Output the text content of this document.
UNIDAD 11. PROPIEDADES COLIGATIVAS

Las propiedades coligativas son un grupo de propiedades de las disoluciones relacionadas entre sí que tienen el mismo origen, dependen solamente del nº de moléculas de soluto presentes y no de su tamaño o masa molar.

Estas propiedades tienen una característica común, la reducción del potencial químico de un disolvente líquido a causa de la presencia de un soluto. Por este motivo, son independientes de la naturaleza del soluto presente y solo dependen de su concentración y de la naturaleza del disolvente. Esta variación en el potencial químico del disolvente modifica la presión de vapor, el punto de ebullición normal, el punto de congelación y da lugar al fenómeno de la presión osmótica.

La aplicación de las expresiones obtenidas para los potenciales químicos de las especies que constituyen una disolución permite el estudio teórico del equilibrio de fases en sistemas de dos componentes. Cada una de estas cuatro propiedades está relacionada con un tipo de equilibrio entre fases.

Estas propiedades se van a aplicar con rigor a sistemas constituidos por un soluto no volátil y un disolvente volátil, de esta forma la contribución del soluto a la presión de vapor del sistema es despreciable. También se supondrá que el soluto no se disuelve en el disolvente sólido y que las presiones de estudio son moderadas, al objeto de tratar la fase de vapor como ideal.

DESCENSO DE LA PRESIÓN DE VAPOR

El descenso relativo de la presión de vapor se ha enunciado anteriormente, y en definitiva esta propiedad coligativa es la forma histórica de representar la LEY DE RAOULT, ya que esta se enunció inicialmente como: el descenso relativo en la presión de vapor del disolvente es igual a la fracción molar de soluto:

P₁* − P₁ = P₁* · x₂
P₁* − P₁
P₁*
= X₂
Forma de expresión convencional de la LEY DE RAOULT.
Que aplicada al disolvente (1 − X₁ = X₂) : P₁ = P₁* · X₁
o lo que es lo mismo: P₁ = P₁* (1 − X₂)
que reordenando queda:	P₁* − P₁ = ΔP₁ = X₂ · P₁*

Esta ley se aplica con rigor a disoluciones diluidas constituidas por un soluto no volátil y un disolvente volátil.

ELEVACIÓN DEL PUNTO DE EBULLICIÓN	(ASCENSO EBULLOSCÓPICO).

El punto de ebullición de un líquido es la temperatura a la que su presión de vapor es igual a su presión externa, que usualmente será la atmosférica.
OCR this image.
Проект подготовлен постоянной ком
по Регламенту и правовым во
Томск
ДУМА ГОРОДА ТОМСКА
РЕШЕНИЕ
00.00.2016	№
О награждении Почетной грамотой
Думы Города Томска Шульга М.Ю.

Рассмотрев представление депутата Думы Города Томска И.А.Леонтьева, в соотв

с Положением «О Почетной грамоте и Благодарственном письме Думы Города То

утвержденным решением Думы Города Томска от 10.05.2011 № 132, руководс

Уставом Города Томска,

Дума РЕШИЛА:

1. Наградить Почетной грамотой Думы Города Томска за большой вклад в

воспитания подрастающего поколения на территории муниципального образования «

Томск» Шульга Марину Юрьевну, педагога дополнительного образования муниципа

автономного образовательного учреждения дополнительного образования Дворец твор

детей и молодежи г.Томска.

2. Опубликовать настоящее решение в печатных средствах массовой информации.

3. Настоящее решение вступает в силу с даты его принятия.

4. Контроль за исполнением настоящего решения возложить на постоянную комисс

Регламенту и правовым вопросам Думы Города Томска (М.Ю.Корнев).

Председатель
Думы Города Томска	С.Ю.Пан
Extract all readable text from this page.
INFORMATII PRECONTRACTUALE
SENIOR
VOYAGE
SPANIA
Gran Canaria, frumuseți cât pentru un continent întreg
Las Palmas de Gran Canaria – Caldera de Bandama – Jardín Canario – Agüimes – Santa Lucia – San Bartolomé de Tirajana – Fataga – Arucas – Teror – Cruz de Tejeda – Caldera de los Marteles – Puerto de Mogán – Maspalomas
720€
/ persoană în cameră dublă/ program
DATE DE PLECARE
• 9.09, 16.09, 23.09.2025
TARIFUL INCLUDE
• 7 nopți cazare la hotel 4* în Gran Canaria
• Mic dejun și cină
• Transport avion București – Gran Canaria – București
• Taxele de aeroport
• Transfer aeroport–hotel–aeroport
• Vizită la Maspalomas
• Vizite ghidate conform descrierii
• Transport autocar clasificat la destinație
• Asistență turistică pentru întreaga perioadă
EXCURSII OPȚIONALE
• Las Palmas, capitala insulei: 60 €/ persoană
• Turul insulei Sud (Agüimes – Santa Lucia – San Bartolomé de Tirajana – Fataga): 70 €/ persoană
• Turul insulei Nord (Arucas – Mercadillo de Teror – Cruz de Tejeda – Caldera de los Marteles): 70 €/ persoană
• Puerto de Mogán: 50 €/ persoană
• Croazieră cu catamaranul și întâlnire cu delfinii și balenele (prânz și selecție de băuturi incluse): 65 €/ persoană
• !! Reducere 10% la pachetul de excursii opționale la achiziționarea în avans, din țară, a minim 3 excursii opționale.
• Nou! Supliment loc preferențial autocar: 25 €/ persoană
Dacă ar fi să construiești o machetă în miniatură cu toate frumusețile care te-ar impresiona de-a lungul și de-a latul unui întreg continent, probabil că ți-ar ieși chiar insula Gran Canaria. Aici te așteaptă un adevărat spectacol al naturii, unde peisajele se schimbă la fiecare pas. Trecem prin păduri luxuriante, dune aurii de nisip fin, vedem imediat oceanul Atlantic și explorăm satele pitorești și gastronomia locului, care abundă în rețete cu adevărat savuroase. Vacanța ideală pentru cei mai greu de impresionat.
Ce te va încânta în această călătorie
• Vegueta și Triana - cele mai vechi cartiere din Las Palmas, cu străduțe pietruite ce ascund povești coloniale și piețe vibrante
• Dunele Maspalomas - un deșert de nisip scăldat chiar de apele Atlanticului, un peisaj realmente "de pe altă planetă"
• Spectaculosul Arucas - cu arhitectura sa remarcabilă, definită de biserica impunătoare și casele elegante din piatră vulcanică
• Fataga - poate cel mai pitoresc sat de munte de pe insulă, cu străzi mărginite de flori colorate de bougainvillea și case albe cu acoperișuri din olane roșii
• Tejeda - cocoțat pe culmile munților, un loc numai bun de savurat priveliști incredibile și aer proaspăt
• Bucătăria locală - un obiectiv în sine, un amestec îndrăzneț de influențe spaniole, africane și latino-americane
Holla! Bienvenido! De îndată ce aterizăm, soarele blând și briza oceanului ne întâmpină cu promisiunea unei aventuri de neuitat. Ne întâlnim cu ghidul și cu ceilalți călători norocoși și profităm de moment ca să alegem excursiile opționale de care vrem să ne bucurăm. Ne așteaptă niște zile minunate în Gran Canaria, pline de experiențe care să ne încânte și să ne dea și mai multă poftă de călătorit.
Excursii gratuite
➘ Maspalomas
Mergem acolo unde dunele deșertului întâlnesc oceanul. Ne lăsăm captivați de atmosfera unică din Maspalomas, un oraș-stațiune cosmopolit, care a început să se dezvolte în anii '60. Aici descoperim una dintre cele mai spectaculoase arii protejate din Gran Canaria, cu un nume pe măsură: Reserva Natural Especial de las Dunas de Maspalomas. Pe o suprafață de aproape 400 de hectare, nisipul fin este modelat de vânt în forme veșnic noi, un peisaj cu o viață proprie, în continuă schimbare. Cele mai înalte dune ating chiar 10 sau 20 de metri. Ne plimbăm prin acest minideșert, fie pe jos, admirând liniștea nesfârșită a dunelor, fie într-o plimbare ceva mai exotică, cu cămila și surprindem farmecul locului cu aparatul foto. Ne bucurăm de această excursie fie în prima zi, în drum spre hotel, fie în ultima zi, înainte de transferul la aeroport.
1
--- --- ---
▸ Problem statement:
How many lines of the data contain the word "Mogán"? Answer with the number alone.

▸ Exercise response:
2